* Begin *

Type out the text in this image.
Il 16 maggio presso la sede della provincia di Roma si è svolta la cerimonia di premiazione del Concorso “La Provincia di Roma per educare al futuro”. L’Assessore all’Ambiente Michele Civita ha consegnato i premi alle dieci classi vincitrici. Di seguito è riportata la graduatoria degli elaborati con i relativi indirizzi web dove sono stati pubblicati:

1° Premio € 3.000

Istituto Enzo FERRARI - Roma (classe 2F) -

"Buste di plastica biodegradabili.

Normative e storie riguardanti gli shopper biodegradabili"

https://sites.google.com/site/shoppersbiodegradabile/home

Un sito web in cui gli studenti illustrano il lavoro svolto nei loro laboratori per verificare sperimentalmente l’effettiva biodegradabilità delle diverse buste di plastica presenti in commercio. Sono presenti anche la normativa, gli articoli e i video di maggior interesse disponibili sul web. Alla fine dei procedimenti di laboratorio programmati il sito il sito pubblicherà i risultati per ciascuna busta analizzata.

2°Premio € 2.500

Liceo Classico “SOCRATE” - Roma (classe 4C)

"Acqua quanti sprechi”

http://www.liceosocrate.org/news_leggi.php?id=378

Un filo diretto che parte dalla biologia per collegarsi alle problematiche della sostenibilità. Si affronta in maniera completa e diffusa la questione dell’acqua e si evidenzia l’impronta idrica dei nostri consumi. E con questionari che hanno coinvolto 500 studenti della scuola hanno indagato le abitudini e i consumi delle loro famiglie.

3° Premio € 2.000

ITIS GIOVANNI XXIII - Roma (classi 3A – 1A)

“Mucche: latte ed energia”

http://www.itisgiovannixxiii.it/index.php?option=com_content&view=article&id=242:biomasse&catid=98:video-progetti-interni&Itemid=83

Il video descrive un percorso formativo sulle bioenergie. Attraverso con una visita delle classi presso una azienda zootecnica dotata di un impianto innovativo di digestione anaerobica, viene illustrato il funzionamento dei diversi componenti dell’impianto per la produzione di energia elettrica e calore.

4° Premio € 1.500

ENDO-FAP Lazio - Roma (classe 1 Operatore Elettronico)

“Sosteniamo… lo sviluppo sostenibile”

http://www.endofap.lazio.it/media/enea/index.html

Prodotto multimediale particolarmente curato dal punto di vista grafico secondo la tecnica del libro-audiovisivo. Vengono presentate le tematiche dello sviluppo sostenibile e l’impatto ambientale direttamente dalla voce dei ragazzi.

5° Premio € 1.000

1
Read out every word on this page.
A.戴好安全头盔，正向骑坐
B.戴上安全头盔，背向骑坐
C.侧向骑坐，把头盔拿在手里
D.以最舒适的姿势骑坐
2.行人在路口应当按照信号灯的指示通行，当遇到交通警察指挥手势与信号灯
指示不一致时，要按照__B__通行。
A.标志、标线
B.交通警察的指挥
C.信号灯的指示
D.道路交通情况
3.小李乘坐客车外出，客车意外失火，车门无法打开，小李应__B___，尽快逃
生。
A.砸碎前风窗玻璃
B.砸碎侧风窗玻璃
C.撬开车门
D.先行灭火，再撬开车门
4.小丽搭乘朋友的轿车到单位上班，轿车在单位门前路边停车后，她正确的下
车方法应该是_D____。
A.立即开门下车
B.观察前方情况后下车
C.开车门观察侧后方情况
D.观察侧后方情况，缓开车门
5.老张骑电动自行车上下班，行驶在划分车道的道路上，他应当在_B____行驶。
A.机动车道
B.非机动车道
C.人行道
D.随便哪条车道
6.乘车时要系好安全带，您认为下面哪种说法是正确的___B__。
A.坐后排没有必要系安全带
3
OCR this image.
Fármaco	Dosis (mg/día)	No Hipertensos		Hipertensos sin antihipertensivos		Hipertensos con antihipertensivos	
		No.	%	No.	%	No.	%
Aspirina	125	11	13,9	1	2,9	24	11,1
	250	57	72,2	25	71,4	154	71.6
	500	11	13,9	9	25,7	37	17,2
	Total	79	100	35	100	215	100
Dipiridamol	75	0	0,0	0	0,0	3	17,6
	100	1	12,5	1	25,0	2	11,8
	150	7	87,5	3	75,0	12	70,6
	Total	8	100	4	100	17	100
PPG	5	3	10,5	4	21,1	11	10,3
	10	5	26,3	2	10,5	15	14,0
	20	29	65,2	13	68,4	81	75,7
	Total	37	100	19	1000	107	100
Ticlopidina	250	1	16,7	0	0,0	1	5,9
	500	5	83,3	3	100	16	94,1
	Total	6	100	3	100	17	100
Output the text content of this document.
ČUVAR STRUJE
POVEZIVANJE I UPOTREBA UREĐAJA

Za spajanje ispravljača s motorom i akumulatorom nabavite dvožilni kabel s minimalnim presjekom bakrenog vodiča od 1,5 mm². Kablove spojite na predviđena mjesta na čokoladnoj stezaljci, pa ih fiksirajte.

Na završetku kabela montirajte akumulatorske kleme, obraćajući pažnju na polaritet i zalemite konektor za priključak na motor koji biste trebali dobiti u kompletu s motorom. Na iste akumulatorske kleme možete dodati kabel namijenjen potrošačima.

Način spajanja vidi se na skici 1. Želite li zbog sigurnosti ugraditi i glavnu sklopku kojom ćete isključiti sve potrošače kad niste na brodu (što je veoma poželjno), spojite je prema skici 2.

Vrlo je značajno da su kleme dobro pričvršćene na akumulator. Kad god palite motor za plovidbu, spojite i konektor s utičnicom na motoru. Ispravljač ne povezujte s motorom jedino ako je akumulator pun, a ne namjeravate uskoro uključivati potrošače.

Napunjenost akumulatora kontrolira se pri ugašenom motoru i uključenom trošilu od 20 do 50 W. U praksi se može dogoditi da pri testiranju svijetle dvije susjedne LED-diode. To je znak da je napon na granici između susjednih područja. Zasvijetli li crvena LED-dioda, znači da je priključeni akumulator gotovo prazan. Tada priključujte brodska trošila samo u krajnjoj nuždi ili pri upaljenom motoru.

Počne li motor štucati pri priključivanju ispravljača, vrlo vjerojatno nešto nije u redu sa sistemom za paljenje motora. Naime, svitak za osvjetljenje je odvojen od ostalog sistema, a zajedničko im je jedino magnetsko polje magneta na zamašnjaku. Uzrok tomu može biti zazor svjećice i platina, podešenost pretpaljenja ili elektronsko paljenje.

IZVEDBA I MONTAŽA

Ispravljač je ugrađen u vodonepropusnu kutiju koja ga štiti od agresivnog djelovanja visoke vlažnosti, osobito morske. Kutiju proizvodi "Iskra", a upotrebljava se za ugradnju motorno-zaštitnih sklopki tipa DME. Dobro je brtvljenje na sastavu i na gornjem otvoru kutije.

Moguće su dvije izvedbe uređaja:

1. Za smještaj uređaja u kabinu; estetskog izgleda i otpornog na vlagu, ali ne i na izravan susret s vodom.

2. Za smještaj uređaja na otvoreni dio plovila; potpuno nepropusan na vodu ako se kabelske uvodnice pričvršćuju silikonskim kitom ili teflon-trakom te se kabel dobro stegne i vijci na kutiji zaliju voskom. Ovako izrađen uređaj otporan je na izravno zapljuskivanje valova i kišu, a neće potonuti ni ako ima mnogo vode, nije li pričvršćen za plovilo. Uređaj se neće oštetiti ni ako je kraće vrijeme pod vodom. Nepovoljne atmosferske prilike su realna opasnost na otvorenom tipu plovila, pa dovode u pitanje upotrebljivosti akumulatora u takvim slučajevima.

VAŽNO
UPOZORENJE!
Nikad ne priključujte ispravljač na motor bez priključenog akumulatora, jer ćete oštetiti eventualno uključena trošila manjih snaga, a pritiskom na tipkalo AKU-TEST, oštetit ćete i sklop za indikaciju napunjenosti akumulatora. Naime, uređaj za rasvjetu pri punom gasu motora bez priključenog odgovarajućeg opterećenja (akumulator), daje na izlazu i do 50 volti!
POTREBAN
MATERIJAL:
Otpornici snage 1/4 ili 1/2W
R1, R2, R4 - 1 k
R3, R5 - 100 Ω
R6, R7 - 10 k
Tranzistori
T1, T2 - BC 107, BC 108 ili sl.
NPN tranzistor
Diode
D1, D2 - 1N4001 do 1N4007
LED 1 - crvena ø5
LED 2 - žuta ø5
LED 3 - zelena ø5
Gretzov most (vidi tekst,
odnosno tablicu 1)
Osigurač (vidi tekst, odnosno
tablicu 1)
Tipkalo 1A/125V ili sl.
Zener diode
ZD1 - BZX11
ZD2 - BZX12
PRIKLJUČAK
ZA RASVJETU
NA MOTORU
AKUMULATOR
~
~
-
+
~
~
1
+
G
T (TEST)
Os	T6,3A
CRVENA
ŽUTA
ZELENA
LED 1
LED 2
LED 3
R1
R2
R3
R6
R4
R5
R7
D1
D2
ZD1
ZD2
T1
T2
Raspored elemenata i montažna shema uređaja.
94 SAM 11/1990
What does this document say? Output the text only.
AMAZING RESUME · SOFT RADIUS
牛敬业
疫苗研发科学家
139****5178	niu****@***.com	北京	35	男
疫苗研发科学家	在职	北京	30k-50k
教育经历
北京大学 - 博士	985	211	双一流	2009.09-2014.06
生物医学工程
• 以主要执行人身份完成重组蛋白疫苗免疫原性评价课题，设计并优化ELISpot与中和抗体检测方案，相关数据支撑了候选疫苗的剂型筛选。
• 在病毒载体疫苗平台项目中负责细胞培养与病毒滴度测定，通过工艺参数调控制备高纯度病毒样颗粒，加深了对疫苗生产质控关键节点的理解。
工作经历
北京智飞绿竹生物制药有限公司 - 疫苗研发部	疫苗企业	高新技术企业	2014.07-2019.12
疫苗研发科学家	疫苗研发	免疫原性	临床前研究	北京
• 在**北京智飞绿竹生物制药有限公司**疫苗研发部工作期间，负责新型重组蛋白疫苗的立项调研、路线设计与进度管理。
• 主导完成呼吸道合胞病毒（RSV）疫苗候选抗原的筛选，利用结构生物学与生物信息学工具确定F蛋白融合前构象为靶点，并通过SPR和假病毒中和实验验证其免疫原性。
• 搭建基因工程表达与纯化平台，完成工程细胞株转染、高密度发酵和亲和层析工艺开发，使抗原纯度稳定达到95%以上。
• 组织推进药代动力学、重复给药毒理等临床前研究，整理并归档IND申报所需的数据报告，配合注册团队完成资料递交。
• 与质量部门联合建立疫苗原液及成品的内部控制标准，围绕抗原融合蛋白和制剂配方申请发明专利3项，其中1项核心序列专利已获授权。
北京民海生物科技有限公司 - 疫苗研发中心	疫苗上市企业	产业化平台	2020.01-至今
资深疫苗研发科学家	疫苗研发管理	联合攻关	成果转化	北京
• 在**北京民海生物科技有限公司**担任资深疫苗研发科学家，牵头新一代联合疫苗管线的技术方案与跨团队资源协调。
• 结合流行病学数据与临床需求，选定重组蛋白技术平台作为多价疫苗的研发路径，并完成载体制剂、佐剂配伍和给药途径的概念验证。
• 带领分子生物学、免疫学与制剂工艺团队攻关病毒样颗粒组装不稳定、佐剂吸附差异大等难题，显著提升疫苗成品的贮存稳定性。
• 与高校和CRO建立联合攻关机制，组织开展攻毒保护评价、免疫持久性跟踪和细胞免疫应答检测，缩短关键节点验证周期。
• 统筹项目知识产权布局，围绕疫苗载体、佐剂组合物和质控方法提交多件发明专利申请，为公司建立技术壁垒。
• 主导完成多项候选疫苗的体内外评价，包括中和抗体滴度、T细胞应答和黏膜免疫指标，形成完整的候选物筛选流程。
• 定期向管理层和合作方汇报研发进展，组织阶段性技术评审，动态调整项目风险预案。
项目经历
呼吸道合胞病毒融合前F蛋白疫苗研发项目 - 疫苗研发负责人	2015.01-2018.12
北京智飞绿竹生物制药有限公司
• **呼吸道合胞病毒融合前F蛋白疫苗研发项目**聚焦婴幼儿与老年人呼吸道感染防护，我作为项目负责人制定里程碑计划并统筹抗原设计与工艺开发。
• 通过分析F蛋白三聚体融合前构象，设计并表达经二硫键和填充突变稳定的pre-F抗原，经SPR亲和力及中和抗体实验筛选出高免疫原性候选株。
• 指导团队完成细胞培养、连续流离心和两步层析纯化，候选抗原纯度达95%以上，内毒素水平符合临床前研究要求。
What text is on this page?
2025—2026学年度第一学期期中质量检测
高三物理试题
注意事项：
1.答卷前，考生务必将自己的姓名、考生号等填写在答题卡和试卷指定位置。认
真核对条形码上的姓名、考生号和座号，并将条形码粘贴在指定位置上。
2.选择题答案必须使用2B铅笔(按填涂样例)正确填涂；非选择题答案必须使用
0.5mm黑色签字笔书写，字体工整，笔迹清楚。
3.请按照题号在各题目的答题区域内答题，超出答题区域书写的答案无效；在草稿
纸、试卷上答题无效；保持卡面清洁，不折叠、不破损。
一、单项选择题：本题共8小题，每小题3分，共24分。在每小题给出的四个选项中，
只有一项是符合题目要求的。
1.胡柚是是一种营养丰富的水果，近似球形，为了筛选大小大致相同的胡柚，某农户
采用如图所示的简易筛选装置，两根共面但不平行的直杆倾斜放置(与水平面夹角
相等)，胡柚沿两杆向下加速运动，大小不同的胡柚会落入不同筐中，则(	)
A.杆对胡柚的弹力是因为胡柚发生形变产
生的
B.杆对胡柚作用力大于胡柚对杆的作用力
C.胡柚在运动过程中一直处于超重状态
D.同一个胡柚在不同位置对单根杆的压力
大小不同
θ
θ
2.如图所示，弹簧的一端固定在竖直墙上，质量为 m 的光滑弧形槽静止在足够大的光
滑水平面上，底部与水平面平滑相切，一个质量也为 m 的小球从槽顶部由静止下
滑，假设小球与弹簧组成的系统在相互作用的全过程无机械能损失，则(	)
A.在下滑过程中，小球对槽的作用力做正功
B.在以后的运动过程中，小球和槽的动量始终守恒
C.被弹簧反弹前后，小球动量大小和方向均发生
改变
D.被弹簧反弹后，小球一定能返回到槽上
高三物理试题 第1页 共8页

* End *

> **PROBLEM REQUIREMENTS**: Report all lines of the data above that include the string "energia".

> **OUTPUT OF THE EXERCISE**:
“Mucche: latte ed energia”
Il video descrive un percorso formativo sulle bioenergie. Attraverso con una visita delle classi presso una azienda zootecnica dotata di un impianto innovativo di digestione anaerobica, viene illustrato il funzionamento dei diversi componenti dell’impianto per la produzione di energia elettrica e calore.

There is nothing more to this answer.